_Exercise:_
Output the records. Match them exactly.

_Stored data entries:_
┌──

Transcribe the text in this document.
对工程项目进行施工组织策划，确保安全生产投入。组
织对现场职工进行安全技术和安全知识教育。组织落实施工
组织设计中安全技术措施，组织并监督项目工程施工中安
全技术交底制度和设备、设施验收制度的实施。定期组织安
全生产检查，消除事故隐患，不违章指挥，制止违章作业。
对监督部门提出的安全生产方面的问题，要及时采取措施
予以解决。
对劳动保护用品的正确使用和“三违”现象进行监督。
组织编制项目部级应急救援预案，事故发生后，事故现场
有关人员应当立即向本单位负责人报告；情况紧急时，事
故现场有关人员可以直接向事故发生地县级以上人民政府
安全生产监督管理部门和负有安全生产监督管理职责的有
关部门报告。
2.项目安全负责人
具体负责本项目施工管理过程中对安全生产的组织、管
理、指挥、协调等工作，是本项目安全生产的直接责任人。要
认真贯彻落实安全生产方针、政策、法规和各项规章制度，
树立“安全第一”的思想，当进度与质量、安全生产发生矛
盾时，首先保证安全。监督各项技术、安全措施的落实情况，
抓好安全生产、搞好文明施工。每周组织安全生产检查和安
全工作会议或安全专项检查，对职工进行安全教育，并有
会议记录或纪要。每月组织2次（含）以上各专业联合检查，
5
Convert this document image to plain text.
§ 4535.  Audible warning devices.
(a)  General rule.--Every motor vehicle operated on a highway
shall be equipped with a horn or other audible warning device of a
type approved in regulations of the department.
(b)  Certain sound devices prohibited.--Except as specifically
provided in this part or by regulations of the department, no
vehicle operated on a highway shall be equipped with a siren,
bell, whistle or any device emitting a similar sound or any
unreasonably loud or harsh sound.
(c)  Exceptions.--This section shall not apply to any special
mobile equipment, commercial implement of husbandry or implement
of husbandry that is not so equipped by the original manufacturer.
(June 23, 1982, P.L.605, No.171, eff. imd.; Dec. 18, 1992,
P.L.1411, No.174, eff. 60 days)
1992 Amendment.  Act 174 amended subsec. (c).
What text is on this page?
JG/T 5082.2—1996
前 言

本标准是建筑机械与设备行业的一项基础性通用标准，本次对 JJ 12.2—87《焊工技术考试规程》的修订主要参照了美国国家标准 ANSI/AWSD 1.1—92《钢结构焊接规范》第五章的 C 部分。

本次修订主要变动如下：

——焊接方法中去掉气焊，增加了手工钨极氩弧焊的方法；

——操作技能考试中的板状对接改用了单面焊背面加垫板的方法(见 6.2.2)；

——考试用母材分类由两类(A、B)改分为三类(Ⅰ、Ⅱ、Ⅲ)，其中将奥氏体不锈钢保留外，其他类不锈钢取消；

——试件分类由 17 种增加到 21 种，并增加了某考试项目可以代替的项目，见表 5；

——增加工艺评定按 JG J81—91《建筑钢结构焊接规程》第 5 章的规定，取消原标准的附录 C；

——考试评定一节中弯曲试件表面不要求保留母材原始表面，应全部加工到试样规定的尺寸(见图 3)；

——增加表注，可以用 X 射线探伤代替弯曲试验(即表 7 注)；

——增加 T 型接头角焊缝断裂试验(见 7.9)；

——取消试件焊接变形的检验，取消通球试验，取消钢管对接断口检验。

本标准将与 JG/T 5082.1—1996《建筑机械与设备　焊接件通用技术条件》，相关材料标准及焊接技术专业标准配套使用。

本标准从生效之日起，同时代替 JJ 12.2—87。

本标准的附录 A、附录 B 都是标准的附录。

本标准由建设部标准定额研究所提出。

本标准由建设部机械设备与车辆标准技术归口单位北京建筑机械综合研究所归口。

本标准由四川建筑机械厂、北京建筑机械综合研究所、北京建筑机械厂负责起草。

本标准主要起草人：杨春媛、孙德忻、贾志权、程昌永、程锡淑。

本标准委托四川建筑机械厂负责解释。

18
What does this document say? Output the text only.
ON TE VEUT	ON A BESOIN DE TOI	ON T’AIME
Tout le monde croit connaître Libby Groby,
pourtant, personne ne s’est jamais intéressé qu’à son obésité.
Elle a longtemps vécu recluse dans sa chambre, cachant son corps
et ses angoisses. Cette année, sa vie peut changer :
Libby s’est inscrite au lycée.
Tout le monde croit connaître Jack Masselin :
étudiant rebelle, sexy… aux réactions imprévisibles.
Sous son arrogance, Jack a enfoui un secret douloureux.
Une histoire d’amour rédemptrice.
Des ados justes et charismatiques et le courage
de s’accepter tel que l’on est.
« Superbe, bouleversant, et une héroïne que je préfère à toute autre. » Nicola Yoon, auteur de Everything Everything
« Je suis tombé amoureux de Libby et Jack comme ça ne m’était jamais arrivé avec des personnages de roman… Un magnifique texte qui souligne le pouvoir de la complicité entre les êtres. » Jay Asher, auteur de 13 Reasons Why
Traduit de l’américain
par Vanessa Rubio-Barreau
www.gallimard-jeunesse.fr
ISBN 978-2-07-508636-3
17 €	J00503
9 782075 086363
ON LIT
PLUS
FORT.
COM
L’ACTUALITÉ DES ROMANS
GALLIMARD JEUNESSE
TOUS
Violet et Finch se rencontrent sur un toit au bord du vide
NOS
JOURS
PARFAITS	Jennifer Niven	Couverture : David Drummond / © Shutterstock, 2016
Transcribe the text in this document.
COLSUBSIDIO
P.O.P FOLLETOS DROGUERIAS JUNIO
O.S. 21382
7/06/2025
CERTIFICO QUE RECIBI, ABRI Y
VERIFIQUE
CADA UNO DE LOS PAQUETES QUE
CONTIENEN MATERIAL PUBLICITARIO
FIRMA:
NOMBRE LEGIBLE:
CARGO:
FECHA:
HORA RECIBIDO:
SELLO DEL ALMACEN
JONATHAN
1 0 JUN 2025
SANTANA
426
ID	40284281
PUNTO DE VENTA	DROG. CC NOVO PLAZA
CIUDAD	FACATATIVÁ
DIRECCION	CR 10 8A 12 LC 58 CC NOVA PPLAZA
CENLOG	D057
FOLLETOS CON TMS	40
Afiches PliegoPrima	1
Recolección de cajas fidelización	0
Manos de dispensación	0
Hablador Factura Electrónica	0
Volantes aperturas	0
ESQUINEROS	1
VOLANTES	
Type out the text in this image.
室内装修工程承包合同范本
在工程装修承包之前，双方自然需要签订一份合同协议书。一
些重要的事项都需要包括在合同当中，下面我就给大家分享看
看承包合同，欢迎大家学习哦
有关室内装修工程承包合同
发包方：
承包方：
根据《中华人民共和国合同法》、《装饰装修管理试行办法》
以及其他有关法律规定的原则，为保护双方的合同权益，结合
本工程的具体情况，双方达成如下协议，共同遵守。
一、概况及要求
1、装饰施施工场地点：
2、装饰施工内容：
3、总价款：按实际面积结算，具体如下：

└──

_Full answer:_
Transcribe the text in this document.
对工程项目进行施工组织策划，确保安全生产投入。组
织对现场职工进行安全技术和安全知识教育。组织落实施工
组织设计中安全技术措施，组织并监督项目工程施工中安
全技术交底制度和设备、设施验收制度的实施。定期组织安
全生产检查，消除事故隐患，不违章指挥，制止违章作业。
对监督部门提出的安全生产方面的问题，要及时采取措施
予以解决。
对劳动保护用品的正确使用和“三违”现象进行监督。
组织编制项目部级应急救援预案，事故发生后，事故现场
有关人员应当立即向本单位负责人报告；情况紧急时，事
故现场有关人员可以直接向事故发生地县级以上人民政府
安全生产监督管理部门和负有安全生产监督管理职责的有
关部门报告。
2.项目安全负责人
具体负责本项目施工管理过程中对安全生产的组织、管
理、指挥、协调等工作，是本项目安全生产的直接责任人。要
认真贯彻落实安全生产方针、政策、法规和各项规章制度，
树立“安全第一”的思想，当进度与质量、安全生产发生矛
盾时，首先保证安全。监督各项技术、安全措施的落实情况，
抓好安全生产、搞好文明施工。每周组织安全生产检查和安
全工作会议或安全专项检查，对职工进行安全教育，并有
会议记录或纪要。每月组织2次（含）以上各专业联合检查，
5
Convert this document image to plain text.
§ 4535.  Audible warning devices.
(a)  General rule.--Every motor vehicle operated on a highway
shall be equipped with a horn or other audible warning device of a
type approved in regulations of the department.
(b)  Certain sound devices prohibited.--Except as specifically
provided in this part or by regulations of the department, no
vehicle operated on a highway shall be equipped with a siren,
bell, whistle or any device emitting a similar sound or any
unreasonably loud or harsh sound.
(c)  Exceptions.--This section shall not apply to any special
mobile equipment, commercial implement of husbandry or implement
of husbandry that is not so equipped by the original manufacturer.
(June 23, 1982, P.L.605, No.171, eff. imd.; Dec. 18, 1992,
P.L.1411, No.174, eff. 60 days)
1992 Amendment.  Act 174 amended subsec. (c).
What text is on this page?
JG/T 5082.2—1996
前 言

本标准是建筑机械与设备行业的一项基础性通用标准，本次对 JJ 12.2—87《焊工技术考试规程》的修订主要参照了美国国家标准 ANSI/AWSD 1.1—92《钢结构焊接规范》第五章的 C 部分。

本次修订主要变动如下：

——焊接方法中去掉气焊，增加了手工钨极氩弧焊的方法；

——操作技能考试中的板状对接改用了单面焊背面加垫板的方法(见 6.2.2)；

——考试用母材分类由两类(A、B)改分为三类(Ⅰ、Ⅱ、Ⅲ)，其中将奥氏体不锈钢保留外，其他类不锈钢取消；

——试件分类由 17 种增加到 21 种，并增加了某考试项目可以代替的项目，见表 5；

——增加工艺评定按 JG J81—91《建筑钢结构焊接规程》第 5 章的规定，取消原标准的附录 C；

——考试评定一节中弯曲试件表面不要求保留母材原始表面，应全部加工到试样规定的尺寸(见图 3)；

——增加表注，可以用 X 射线探伤代替弯曲试验(即表 7 注)；

——增加 T 型接头角焊缝断裂试验(见 7.9)；

——取消试件焊接变形的检验，取消通球试验，取消钢管对接断口检验。

本标准将与 JG/T 5082.1—1996《建筑机械与设备　焊接件通用技术条件》，相关材料标准及焊接技术专业标准配套使用。

本标准从生效之日起，同时代替 JJ 12.2—87。

本标准的附录 A、附录 B 都是标准的附录。

本标准由建设部标准定额研究所提出。

本标准由建设部机械设备与车辆标准技术归口单位北京建筑机械综合研究所归口。

本标准由四川建筑机械厂、北京建筑机械综合研究所、北京建筑机械厂负责起草。

本标准主要起草人：杨春媛、孙德忻、贾志权、程昌永、程锡淑。

本标准委托四川建筑机械厂负责解释。

18
What does this document say? Output the text only.
ON TE VEUT	ON A BESOIN DE TOI	ON T’AIME
Tout le monde croit connaître Libby Groby,
pourtant, personne ne s’est jamais intéressé qu’à son obésité.
Elle a longtemps vécu recluse dans sa chambre, cachant son corps
et ses angoisses. Cette année, sa vie peut changer :
Libby s’est inscrite au lycée.
Tout le monde croit connaître Jack Masselin :
étudiant rebelle, sexy… aux réactions imprévisibles.
Sous son arrogance, Jack a enfoui un secret douloureux.
Une histoire d’amour rédemptrice.
Des ados justes et charismatiques et le courage
de s’accepter tel que l’on est.
« Superbe, bouleversant, et une héroïne que je préfère à toute autre. » Nicola Yoon, auteur de Everything Everything
« Je suis tombé amoureux de Libby et Jack comme ça ne m’était jamais arrivé avec des personnages de roman… Un magnifique texte qui souligne le pouvoir de la complicité entre les êtres. » Jay Asher, auteur de 13 Reasons Why
Traduit de l’américain
par Vanessa Rubio-Barreau
www.gallimard-jeunesse.fr
ISBN 978-2-07-508636-3
17 €	J00503
9 782075 086363
ON LIT
PLUS
FORT.
COM
L’ACTUALITÉ DES ROMANS
GALLIMARD JEUNESSE
TOUS
Violet et Finch se rencontrent sur un toit au bord du vide
NOS
JOURS
PARFAITS	Jennifer Niven	Couverture : David Drummond / © Shutterstock, 2016
Transcribe the text in this document.
COLSUBSIDIO
P.O.P FOLLETOS DROGUERIAS JUNIO
O.S. 21382
7/06/2025
CERTIFICO QUE RECIBI, ABRI Y
VERIFIQUE
CADA UNO DE LOS PAQUETES QUE
CONTIENEN MATERIAL PUBLICITARIO
FIRMA:
NOMBRE LEGIBLE:
CARGO:
FECHA:
HORA RECIBIDO:
SELLO DEL ALMACEN
JONATHAN
1 0 JUN 2025
SANTANA
426
ID	40284281
PUNTO DE VENTA	DROG. CC NOVO PLAZA
CIUDAD	FACATATIVÁ
DIRECCION	CR 10 8A 12 LC 58 CC NOVA PPLAZA
CENLOG	D057
FOLLETOS CON TMS	40
Afiches PliegoPrima	1
Recolección de cajas fidelización	0
Manos de dispensación	0
Hablador Factura Electrónica	0
Volantes aperturas	0
ESQUINEROS	1
VOLANTES	
Type out the text in this image.
室内装修工程承包合同范本
在工程装修承包之前，双方自然需要签订一份合同协议书。一
些重要的事项都需要包括在合同当中，下面我就给大家分享看
看承包合同，欢迎大家学习哦
有关室内装修工程承包合同
发包方：
承包方：
根据《中华人民共和国合同法》、《装饰装修管理试行办法》
以及其他有关法律规定的原则，为保护双方的合同权益，结合
本工程的具体情况，双方达成如下协议，共同遵守。
一、概况及要求
1、装饰施施工场地点：
2、装饰施工内容：
3、总价款：按实际面积结算，具体如下：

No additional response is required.